[Stored items]
-- BEGIN --
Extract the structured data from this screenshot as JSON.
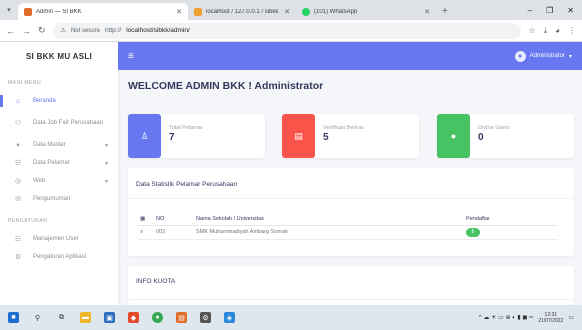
{
  "browser": {
    "tabs": [
      {
        "title": "Admin — SI BKK",
        "favicon_color": "#e06c2c",
        "active": true
      },
      {
        "title": "localhost / 127.0.0.1 / sibkk / ...",
        "favicon_color": "#f0a030",
        "active": false
      },
      {
        "title": "(101) WhatsApp",
        "favicon_color": "#25d366",
        "active": false
      }
    ],
    "new_tab": "+",
    "window_controls": {
      "minimize": "–",
      "maximize": "❐",
      "close": "✕"
    },
    "address": {
      "security_label": "Not secure",
      "url": "localhost/sibkk/admin/",
      "url_prefix": "http://"
    }
  },
  "sidebar": {
    "brand": "SI BKK MU ASLI",
    "sections": [
      {
        "label": "MAIN MENU",
        "items": [
          {
            "label": "Beranda",
            "icon": "home-icon",
            "glyph": "⌂",
            "active": true,
            "caret": false
          },
          {
            "label": "Data Job Fair Perusahaan",
            "icon": "users-icon",
            "glyph": "⚇",
            "active": false,
            "caret": false
          },
          {
            "label": "Data Master",
            "icon": "fire-icon",
            "glyph": "♦",
            "active": false,
            "caret": true
          },
          {
            "label": "Data Pelamar",
            "icon": "group-icon",
            "glyph": "☷",
            "active": false,
            "caret": true
          },
          {
            "label": "Web",
            "icon": "globe-icon",
            "glyph": "◎",
            "active": false,
            "caret": true
          },
          {
            "label": "Pengumuman",
            "icon": "bullhorn-icon",
            "glyph": "✉",
            "active": false,
            "caret": false
          }
        ]
      },
      {
        "label": "PENGATURAN",
        "items": [
          {
            "label": "Manajemen User",
            "icon": "users-cog-icon",
            "glyph": "☷",
            "active": false,
            "caret": false
          },
          {
            "label": "Pengaturan Aplikasi",
            "icon": "gear-icon",
            "glyph": "⚙",
            "active": false,
            "caret": false
          }
        ]
      }
    ]
  },
  "topnav": {
    "menu_glyph": "≡",
    "user_name": "Administrator",
    "user_caret": "▾"
  },
  "main": {
    "title": "WELCOME ADMIN BKK ! Administrator",
    "stats": [
      {
        "label": "Total Pelamar",
        "value": "7",
        "color": "#6777ef",
        "icon": "user-icon",
        "glyph": "♙"
      },
      {
        "label": "Verifikasi Berkas",
        "value": "5",
        "color": "#fc544b",
        "icon": "file-icon",
        "glyph": "▤"
      },
      {
        "label": "Online Users",
        "value": "0",
        "color": "#47c363",
        "icon": "circle-icon",
        "glyph": "●"
      }
    ],
    "statistik": {
      "title": "Data Statistik Pelamar Perusahaan",
      "columns": [
        "",
        "NO",
        "Nama Sekolah / Universitas",
        "Pendaftar"
      ],
      "rows": [
        {
          "handle": "≡",
          "no": "002",
          "name": "SMK Muhammadiyah Ambarg Sonrak",
          "pendaftar": "6"
        }
      ]
    },
    "kuota": {
      "title": "INFO KUOTA"
    }
  },
  "taskbar": {
    "tray_text": "^ ☁ ☀ ▭ ⊕ ◐ ▮ ◼ ═",
    "time": "12:31",
    "date": "21/07/2022"
  }
}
-- END --
Go through the records and gather the lines that hold "localhost".

        "title": "localhost / 127.0.0.1 / sibkk / ...",
      "url": "localhost/sibkk/admin/",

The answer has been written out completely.